Coordinate annotation entries:
[BEGIN]

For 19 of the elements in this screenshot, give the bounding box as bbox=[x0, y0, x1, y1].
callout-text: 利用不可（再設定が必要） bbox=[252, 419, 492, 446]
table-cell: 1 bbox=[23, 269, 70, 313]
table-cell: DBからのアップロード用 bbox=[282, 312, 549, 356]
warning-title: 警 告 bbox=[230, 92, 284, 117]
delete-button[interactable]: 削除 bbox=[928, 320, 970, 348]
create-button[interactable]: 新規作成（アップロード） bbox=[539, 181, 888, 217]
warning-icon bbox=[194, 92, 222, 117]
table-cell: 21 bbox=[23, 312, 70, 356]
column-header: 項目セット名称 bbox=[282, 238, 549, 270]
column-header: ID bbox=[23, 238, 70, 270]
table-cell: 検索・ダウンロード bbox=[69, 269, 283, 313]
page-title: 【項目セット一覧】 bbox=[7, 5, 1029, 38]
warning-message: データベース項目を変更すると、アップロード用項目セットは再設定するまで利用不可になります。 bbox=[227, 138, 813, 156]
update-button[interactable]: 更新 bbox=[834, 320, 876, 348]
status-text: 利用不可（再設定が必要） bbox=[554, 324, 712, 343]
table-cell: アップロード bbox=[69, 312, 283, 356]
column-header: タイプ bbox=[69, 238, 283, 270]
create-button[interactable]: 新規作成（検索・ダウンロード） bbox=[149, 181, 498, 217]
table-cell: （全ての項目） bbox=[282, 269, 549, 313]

[END]

Could you change "table-cell" to "grid-cell" everywhere in the entries above and leave everything else as it is?

• **EXERCISE ANSWER**:
For 19 of the elements in this screenshot, give the bounding box as bbox=[x0, y0, x1, y1].
callout-text: 利用不可（再設定が必要） bbox=[252, 419, 492, 446]
grid-cell: 1 bbox=[23, 269, 70, 313]
grid-cell: DBからのアップロード用 bbox=[282, 312, 549, 356]
warning-title: 警 告 bbox=[230, 92, 284, 117]
delete-button[interactable]: 削除 bbox=[928, 320, 970, 348]
create-button[interactable]: 新規作成（アップロード） bbox=[539, 181, 888, 217]
warning-icon bbox=[194, 92, 222, 117]
grid-cell: 21 bbox=[23, 312, 70, 356]
column-header: 項目セット名称 bbox=[282, 238, 549, 270]
column-header: ID bbox=[23, 238, 70, 270]
grid-cell: 検索・ダウンロード bbox=[69, 269, 283, 313]
page-title: 【項目セット一覧】 bbox=[7, 5, 1029, 38]
warning-message: データベース項目を変更すると、アップロード用項目セットは再設定するまで利用不可になります。 bbox=[227, 138, 813, 156]
update-button[interactable]: 更新 bbox=[834, 320, 876, 348]
status-text: 利用不可（再設定が必要） bbox=[554, 324, 712, 343]
grid-cell: アップロード bbox=[69, 312, 283, 356]
column-header: タイプ bbox=[69, 238, 283, 270]
create-button[interactable]: 新規作成（検索・ダウンロード） bbox=[149, 181, 498, 217]
grid-cell: （全ての項目） bbox=[282, 269, 549, 313]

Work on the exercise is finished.